Records
_ _ _ _ _

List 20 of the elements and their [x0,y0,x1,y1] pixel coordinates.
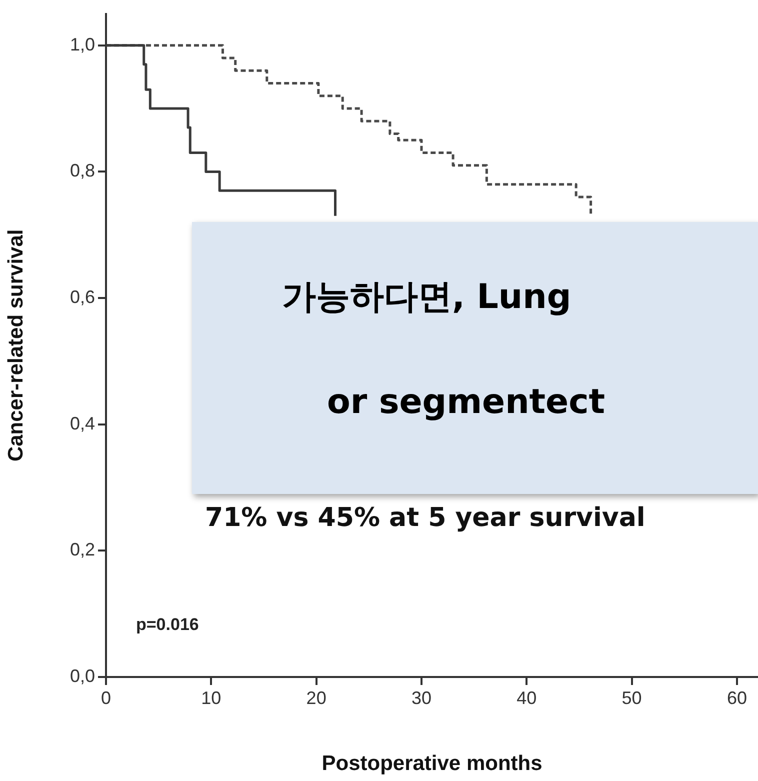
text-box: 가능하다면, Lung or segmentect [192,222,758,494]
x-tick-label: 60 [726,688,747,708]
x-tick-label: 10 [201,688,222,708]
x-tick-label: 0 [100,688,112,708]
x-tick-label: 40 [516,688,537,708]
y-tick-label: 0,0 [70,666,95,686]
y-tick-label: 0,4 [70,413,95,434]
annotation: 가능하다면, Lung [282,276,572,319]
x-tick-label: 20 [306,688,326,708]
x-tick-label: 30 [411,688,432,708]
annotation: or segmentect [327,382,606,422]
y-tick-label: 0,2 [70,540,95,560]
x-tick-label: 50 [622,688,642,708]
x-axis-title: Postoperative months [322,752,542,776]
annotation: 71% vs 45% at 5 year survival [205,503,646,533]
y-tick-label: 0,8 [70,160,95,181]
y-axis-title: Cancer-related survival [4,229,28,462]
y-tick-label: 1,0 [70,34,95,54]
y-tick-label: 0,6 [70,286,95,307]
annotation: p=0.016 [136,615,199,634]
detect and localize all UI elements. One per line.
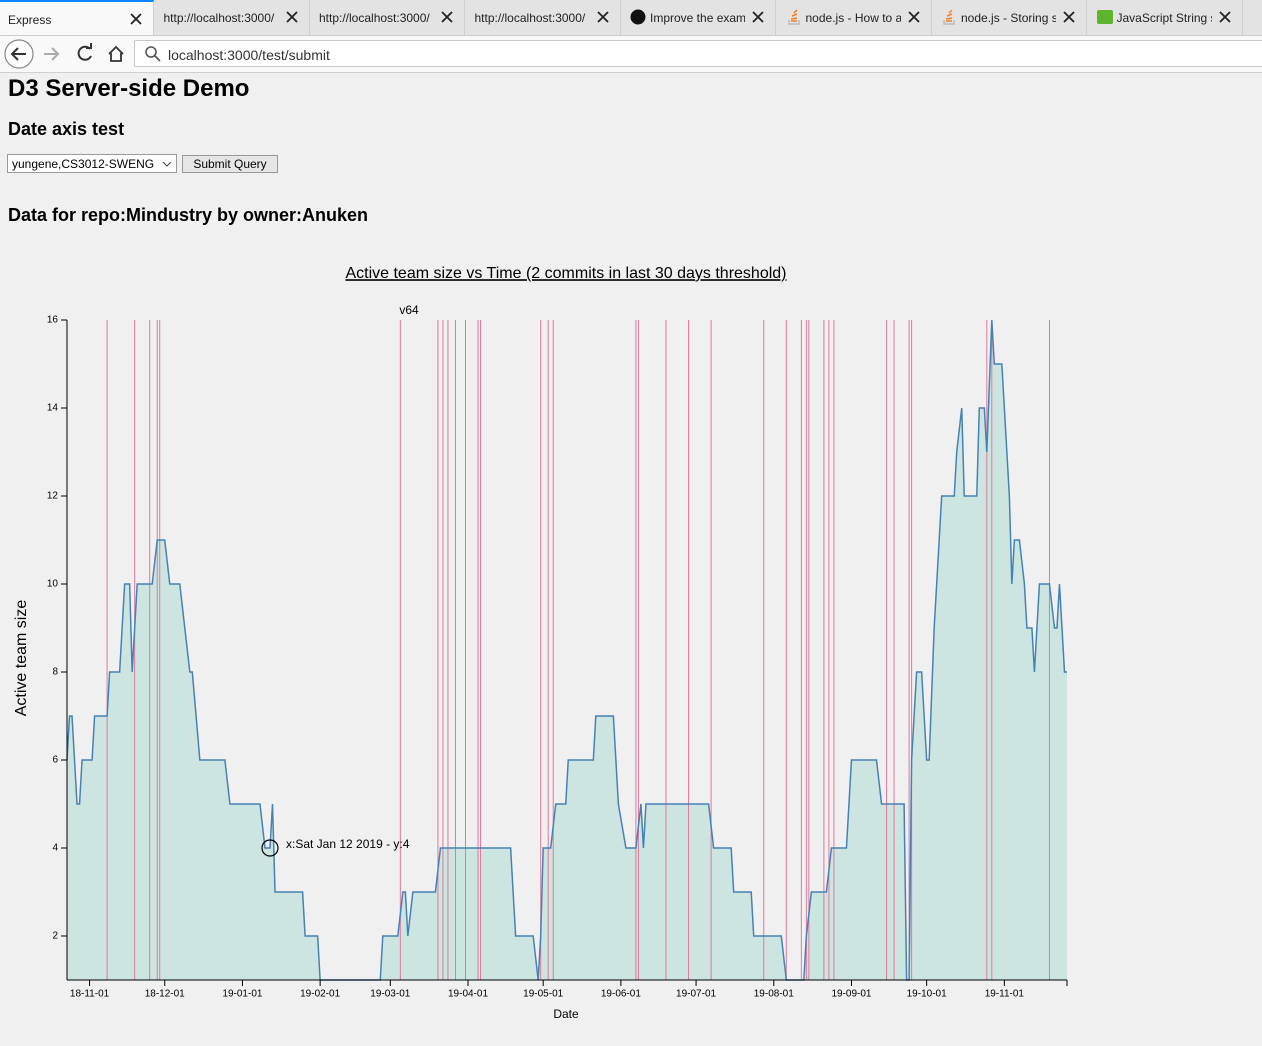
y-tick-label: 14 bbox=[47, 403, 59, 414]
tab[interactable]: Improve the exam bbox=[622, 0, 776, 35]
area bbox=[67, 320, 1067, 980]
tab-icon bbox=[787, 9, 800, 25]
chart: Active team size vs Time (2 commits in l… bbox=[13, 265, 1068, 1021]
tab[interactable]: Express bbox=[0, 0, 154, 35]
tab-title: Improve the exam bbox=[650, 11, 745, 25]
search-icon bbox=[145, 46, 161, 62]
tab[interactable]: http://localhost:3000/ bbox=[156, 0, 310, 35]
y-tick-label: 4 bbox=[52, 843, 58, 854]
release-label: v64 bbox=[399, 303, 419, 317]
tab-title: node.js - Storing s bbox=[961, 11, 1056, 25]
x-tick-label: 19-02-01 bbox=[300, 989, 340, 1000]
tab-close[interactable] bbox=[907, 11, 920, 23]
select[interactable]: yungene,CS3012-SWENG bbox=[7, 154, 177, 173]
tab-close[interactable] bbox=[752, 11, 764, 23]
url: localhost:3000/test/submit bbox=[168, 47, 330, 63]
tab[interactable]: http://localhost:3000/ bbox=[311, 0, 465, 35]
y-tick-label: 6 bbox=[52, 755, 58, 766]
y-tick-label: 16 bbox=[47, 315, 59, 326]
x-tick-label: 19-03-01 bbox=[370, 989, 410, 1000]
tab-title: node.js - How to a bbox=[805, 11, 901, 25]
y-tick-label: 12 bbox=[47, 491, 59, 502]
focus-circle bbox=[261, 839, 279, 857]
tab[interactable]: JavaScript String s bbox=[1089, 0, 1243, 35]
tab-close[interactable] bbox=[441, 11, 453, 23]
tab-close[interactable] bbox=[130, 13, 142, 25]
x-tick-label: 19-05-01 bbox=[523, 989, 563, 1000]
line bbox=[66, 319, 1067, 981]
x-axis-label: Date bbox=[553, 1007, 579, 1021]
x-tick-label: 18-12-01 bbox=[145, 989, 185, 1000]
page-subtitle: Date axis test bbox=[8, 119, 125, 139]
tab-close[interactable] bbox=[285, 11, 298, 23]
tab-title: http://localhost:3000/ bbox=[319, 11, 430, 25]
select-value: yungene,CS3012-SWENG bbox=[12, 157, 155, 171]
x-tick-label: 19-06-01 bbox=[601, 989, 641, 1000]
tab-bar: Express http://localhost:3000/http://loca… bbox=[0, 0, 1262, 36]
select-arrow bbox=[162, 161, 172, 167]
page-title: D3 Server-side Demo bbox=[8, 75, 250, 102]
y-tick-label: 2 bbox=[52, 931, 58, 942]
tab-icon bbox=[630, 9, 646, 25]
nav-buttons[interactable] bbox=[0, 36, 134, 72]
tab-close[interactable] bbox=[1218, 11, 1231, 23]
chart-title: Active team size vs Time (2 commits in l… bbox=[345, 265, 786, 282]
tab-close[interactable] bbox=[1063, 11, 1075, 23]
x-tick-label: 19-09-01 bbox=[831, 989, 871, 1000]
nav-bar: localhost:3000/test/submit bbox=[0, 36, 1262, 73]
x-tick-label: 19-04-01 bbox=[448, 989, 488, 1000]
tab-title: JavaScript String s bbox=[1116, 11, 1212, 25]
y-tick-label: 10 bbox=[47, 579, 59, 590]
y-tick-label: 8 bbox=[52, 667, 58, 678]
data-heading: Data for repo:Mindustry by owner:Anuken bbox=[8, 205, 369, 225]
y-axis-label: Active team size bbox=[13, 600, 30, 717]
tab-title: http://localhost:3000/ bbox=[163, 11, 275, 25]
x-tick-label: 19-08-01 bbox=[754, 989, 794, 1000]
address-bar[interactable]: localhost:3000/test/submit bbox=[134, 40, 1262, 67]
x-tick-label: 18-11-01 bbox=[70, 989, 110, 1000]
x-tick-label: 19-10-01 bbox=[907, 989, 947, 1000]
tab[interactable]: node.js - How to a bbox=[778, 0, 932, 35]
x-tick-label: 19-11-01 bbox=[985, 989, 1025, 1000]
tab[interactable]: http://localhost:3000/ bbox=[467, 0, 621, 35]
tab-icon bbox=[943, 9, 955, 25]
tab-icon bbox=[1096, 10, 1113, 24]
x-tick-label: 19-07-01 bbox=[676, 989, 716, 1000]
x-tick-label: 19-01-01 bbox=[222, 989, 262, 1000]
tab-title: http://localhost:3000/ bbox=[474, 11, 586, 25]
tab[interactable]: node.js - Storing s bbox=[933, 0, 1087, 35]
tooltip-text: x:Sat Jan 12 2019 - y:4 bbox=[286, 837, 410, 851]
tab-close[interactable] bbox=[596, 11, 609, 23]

_ _ _ _ _

## WHAT IS EXPECTED
Rewrite these lines with every "tab-title" swapped for "tab-caption" and everything else kept the same. Leave the pictures out of your answer.

## RESULT OF THE TASK
List 20 of the elements and their [x0,y0,x1,y1] pixel coordinates.
text-box: 가능하다면, Lung or segmentect [192,222,758,494]
x-tick-label: 60 [726,688,747,708]
x-tick-label: 10 [201,688,222,708]
x-tick-label: 0 [100,688,112,708]
x-tick-label: 40 [516,688,537,708]
y-tick-label: 0,0 [70,666,95,686]
y-tick-label: 0,4 [70,413,95,434]
annotation: 가능하다면, Lung [282,276,572,319]
x-tick-label: 20 [306,688,326,708]
x-tick-label: 30 [411,688,432,708]
annotation: or segmentect [327,382,606,422]
y-tick-label: 0,2 [70,540,95,560]
x-tick-label: 50 [622,688,642,708]
x-axis-title: Postoperative months [322,752,542,776]
annotation: 71% vs 45% at 5 year survival [205,503,646,533]
y-tick-label: 0,8 [70,160,95,181]
y-axis-title: Cancer-related survival [4,229,28,462]
y-tick-label: 1,0 [70,34,95,54]
y-tick-label: 0,6 [70,286,95,307]
annotation: p=0.016 [136,615,199,634]
detect and localize all UI elements. One per line.
y-tick-label: 14 bbox=[47, 403, 59, 414]
tab[interactable]: Improve the exam bbox=[622, 0, 776, 35]
area bbox=[67, 320, 1067, 980]
tab-icon bbox=[787, 9, 800, 25]
chart: Active team size vs Time (2 commits in l… bbox=[13, 265, 1068, 1021]
tab[interactable]: Express bbox=[0, 0, 154, 35]
tab-caption: Improve the exam bbox=[650, 11, 745, 25]
search-icon bbox=[145, 46, 161, 62]
tab[interactable]: http://localhost:3000/ bbox=[156, 0, 310, 35]
y-tick-label: 4 bbox=[52, 843, 58, 854]
release-label: v64 bbox=[399, 303, 419, 317]
tab-caption: node.js - Storing s bbox=[961, 11, 1056, 25]
x-tick-label: 19-02-01 bbox=[300, 989, 340, 1000]
tab-close[interactable] bbox=[907, 11, 920, 23]
select[interactable]: yungene,CS3012-SWENG bbox=[7, 154, 177, 173]
tab-close[interactable] bbox=[752, 11, 764, 23]
url: localhost:3000/test/submit bbox=[168, 47, 330, 63]
tab[interactable]: http://localhost:3000/ bbox=[311, 0, 465, 35]
y-tick-label: 6 bbox=[52, 755, 58, 766]
y-tick-label: 16 bbox=[47, 315, 59, 326]
x-tick-label: 19-03-01 bbox=[370, 989, 410, 1000]
tab-caption: node.js - How to a bbox=[805, 11, 901, 25]
y-tick-label: 12 bbox=[47, 491, 59, 502]
focus-circle bbox=[261, 839, 279, 857]
tab[interactable]: JavaScript String s bbox=[1089, 0, 1243, 35]
tab-close[interactable] bbox=[441, 11, 453, 23]
tab-close[interactable] bbox=[130, 13, 142, 25]
x-tick-label: 19-05-01 bbox=[523, 989, 563, 1000]
line bbox=[66, 319, 1067, 981]
x-axis-label: Date bbox=[553, 1007, 579, 1021]
x-tick-label: 18-12-01 bbox=[145, 989, 185, 1000]
page-subtitle: Date axis test bbox=[8, 119, 125, 139]
tab-close[interactable] bbox=[285, 11, 298, 23]
tab-caption: http://localhost:3000/ bbox=[319, 11, 430, 25]
select-value: yungene,CS3012-SWENG bbox=[12, 157, 155, 171]
x-tick-label: 19-06-01 bbox=[601, 989, 641, 1000]
tab-bar: Express http://localhost:3000/http://loca… bbox=[0, 0, 1262, 36]
select-arrow bbox=[162, 161, 172, 167]
page-title: D3 Server-side Demo bbox=[8, 75, 250, 102]
y-tick-label: 2 bbox=[52, 931, 58, 942]
tab-icon bbox=[630, 9, 646, 25]
nav-buttons[interactable] bbox=[0, 36, 134, 72]
tab-close[interactable] bbox=[1218, 11, 1231, 23]
chart-title: Active team size vs Time (2 commits in l… bbox=[345, 265, 786, 282]
tab-close[interactable] bbox=[1063, 11, 1075, 23]
x-tick-label: 19-09-01 bbox=[831, 989, 871, 1000]
nav-bar: localhost:3000/test/submit bbox=[0, 36, 1262, 73]
x-tick-label: 19-04-01 bbox=[448, 989, 488, 1000]
tab-caption: JavaScript String s bbox=[1116, 11, 1212, 25]
y-tick-label: 10 bbox=[47, 579, 59, 590]
y-tick-label: 8 bbox=[52, 667, 58, 678]
data-heading: Data for repo:Mindustry by owner:Anuken bbox=[8, 205, 369, 225]
y-axis-label: Active team size bbox=[13, 600, 30, 717]
tab-caption: http://localhost:3000/ bbox=[163, 11, 275, 25]
x-tick-label: 19-08-01 bbox=[754, 989, 794, 1000]
address-bar[interactable]: localhost:3000/test/submit bbox=[134, 40, 1262, 67]
x-tick-label: 18-11-01 bbox=[70, 989, 110, 1000]
x-tick-label: 19-10-01 bbox=[907, 989, 947, 1000]
tab[interactable]: node.js - How to a bbox=[778, 0, 932, 35]
x-tick-label: 19-11-01 bbox=[985, 989, 1025, 1000]
tab[interactable]: http://localhost:3000/ bbox=[467, 0, 621, 35]
tab-icon bbox=[943, 9, 955, 25]
tab-icon bbox=[1096, 10, 1113, 24]
x-tick-label: 19-07-01 bbox=[676, 989, 716, 1000]
x-tick-label: 19-01-01 bbox=[222, 989, 262, 1000]
tab-caption: http://localhost:3000/ bbox=[474, 11, 586, 25]
tab[interactable]: node.js - Storing s bbox=[933, 0, 1087, 35]
tooltip-text: x:Sat Jan 12 2019 - y:4 bbox=[286, 837, 410, 851]
tab-close[interactable] bbox=[596, 11, 609, 23]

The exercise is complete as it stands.